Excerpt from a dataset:
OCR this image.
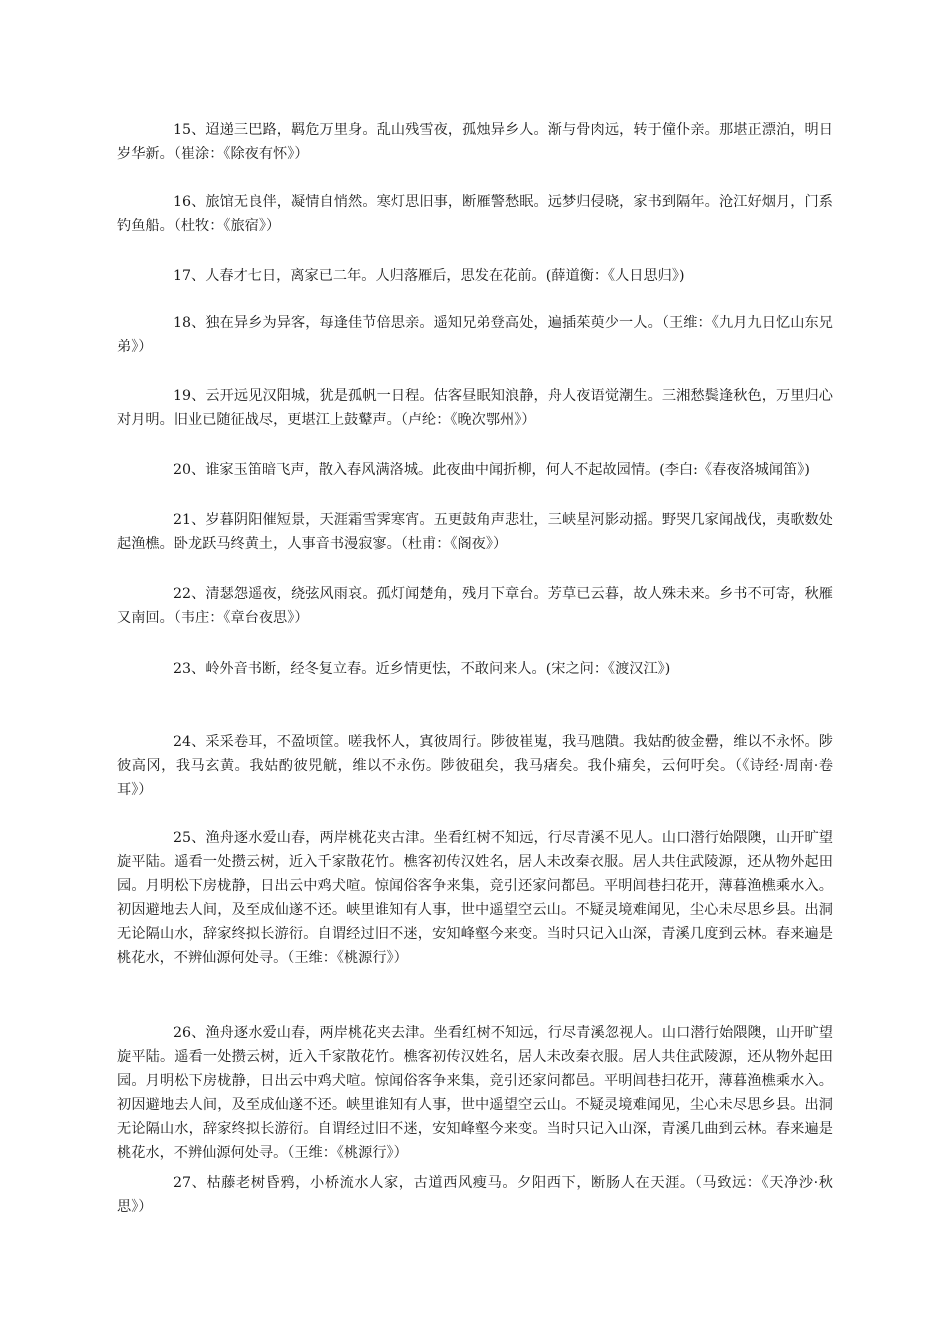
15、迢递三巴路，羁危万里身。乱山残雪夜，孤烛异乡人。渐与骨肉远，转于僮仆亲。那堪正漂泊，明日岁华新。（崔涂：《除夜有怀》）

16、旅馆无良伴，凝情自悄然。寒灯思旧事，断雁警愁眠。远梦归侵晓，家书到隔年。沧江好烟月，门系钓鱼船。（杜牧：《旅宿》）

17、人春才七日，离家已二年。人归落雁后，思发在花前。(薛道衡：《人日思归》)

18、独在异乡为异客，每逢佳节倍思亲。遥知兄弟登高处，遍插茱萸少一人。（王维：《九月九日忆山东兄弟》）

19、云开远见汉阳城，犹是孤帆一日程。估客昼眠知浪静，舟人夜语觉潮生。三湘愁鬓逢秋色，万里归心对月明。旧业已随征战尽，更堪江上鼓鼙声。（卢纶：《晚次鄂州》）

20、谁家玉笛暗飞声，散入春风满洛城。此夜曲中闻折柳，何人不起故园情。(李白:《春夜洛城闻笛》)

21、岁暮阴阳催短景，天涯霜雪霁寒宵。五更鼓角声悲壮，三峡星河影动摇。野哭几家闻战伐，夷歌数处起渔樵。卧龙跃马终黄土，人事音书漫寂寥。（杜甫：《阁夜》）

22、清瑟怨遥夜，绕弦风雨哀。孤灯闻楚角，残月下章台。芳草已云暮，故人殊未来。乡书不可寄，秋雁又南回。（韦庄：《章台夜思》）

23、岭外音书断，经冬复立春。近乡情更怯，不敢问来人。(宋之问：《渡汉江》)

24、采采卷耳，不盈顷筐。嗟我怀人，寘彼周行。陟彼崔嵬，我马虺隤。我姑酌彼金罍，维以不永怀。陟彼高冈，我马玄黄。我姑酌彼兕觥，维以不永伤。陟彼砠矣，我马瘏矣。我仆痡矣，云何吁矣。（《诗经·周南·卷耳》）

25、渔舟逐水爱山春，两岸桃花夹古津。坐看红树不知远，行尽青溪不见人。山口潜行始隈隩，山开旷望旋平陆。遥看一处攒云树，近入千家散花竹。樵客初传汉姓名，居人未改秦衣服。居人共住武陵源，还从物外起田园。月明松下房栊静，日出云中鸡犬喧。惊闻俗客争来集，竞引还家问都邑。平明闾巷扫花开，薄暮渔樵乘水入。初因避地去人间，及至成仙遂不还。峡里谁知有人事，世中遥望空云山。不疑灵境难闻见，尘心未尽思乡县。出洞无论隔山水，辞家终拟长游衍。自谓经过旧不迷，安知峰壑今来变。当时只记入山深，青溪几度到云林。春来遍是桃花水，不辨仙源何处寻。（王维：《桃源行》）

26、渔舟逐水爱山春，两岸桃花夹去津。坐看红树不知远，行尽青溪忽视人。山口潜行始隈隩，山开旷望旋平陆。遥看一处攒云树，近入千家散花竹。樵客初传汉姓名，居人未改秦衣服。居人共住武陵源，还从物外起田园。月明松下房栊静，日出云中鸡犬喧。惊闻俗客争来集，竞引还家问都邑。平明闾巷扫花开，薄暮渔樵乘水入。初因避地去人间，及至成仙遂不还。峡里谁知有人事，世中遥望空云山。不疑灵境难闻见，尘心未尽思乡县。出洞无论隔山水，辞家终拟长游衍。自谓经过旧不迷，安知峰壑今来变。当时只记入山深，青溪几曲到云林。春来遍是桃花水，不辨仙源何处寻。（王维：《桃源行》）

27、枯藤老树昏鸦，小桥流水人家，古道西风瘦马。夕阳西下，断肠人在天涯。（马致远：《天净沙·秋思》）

## WHAT YOU HAVE TO DO
Transcribe the listing in full and omit the pictures.

## COMPLETED EXERCISE
OCR this image.
15、迢递三巴路，羁危万里身。乱山残雪夜，孤烛异乡人。渐与骨肉远，转于僮仆亲。那堪正漂泊，明日岁华新。（崔涂：《除夜有怀》）

16、旅馆无良伴，凝情自悄然。寒灯思旧事，断雁警愁眠。远梦归侵晓，家书到隔年。沧江好烟月，门系钓鱼船。（杜牧：《旅宿》）

17、人春才七日，离家已二年。人归落雁后，思发在花前。(薛道衡：《人日思归》)

18、独在异乡为异客，每逢佳节倍思亲。遥知兄弟登高处，遍插茱萸少一人。（王维：《九月九日忆山东兄弟》）

19、云开远见汉阳城，犹是孤帆一日程。估客昼眠知浪静，舟人夜语觉潮生。三湘愁鬓逢秋色，万里归心对月明。旧业已随征战尽，更堪江上鼓鼙声。（卢纶：《晚次鄂州》）

20、谁家玉笛暗飞声，散入春风满洛城。此夜曲中闻折柳，何人不起故园情。(李白:《春夜洛城闻笛》)

21、岁暮阴阳催短景，天涯霜雪霁寒宵。五更鼓角声悲壮，三峡星河影动摇。野哭几家闻战伐，夷歌数处起渔樵。卧龙跃马终黄土，人事音书漫寂寥。（杜甫：《阁夜》）

22、清瑟怨遥夜，绕弦风雨哀。孤灯闻楚角，残月下章台。芳草已云暮，故人殊未来。乡书不可寄，秋雁又南回。（韦庄：《章台夜思》）

23、岭外音书断，经冬复立春。近乡情更怯，不敢问来人。(宋之问：《渡汉江》)

24、采采卷耳，不盈顷筐。嗟我怀人，寘彼周行。陟彼崔嵬，我马虺隤。我姑酌彼金罍，维以不永怀。陟彼高冈，我马玄黄。我姑酌彼兕觥，维以不永伤。陟彼砠矣，我马瘏矣。我仆痡矣，云何吁矣。（《诗经·周南·卷耳》）

25、渔舟逐水爱山春，两岸桃花夹古津。坐看红树不知远，行尽青溪不见人。山口潜行始隈隩，山开旷望旋平陆。遥看一处攒云树，近入千家散花竹。樵客初传汉姓名，居人未改秦衣服。居人共住武陵源，还从物外起田园。月明松下房栊静，日出云中鸡犬喧。惊闻俗客争来集，竞引还家问都邑。平明闾巷扫花开，薄暮渔樵乘水入。初因避地去人间，及至成仙遂不还。峡里谁知有人事，世中遥望空云山。不疑灵境难闻见，尘心未尽思乡县。出洞无论隔山水，辞家终拟长游衍。自谓经过旧不迷，安知峰壑今来变。当时只记入山深，青溪几度到云林。春来遍是桃花水，不辨仙源何处寻。（王维：《桃源行》）

26、渔舟逐水爱山春，两岸桃花夹去津。坐看红树不知远，行尽青溪忽视人。山口潜行始隈隩，山开旷望旋平陆。遥看一处攒云树，近入千家散花竹。樵客初传汉姓名，居人未改秦衣服。居人共住武陵源，还从物外起田园。月明松下房栊静，日出云中鸡犬喧。惊闻俗客争来集，竞引还家问都邑。平明闾巷扫花开，薄暮渔樵乘水入。初因避地去人间，及至成仙遂不还。峡里谁知有人事，世中遥望空云山。不疑灵境难闻见，尘心未尽思乡县。出洞无论隔山水，辞家终拟长游衍。自谓经过旧不迷，安知峰壑今来变。当时只记入山深，青溪几曲到云林。春来遍是桃花水，不辨仙源何处寻。（王维：《桃源行》）

27、枯藤老树昏鸦，小桥流水人家，古道西风瘦马。夕阳西下，断肠人在天涯。（马致远：《天净沙·秋思》）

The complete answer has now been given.